__DOCUMENT__
-- -- --
On Feb 25, 2009, at 7:49 PM, Achim Schneider wrote:
"John A. De Goes"
wrote: The problem is that PL research is probably not going to stop evolving in our lifetimes. Yes, that research needs a venue, but why should it be Haskell? Haskell is a good language and it's time to start benefiting from the research that's already gone into it. That means some tradeoffs.
Why shouldn't it be Haskell?
More, why *can't* it be Haskell. Haskell is already constrained by backwards compatibility, which limits future directions. Partial functions and dependent typing do not seem to play well together, for instance. Moreover, look at the packages being uploaded to Hackage: they're almost all trying to do useful stuff. The direction of Haskell has already changed, and I don't see it reverting to its old course.
Not really, look at e.g. type families, which give you much of the power dependently typed languages give you while saying "nah, not yet" to the question of how to deal with non-terminating typechecking.
-- -- --
__DATA SECTION__

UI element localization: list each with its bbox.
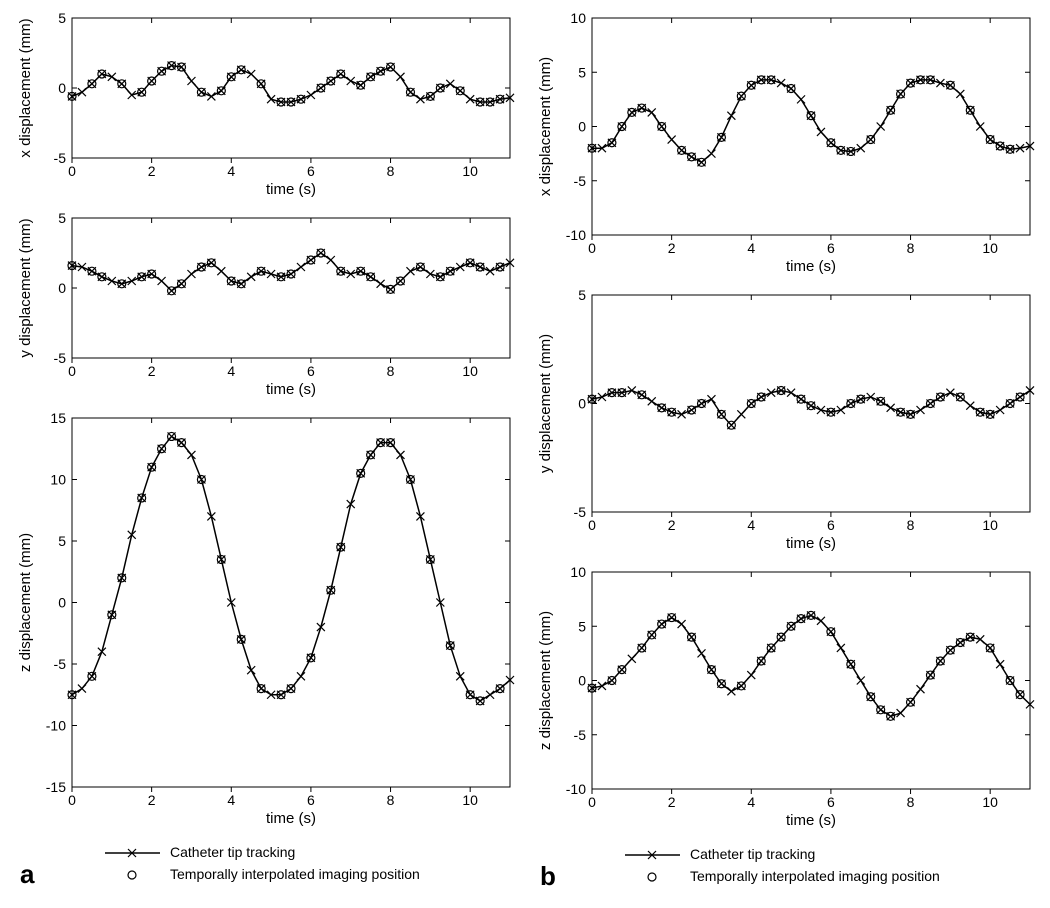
-- -- --
__WHAT TO WORK ON__
[A] Name every programming-language feature the Haskell discussion mentions by name.
[B] In the Haskell discussion, what is said to already constrain Haskell and limit its future directions?
The data has no connection to the Haskell discussion.

__ANSWERS BELOW__
[A] Partial functions, dependent typing, and type families.

[B] Backwards compatibility.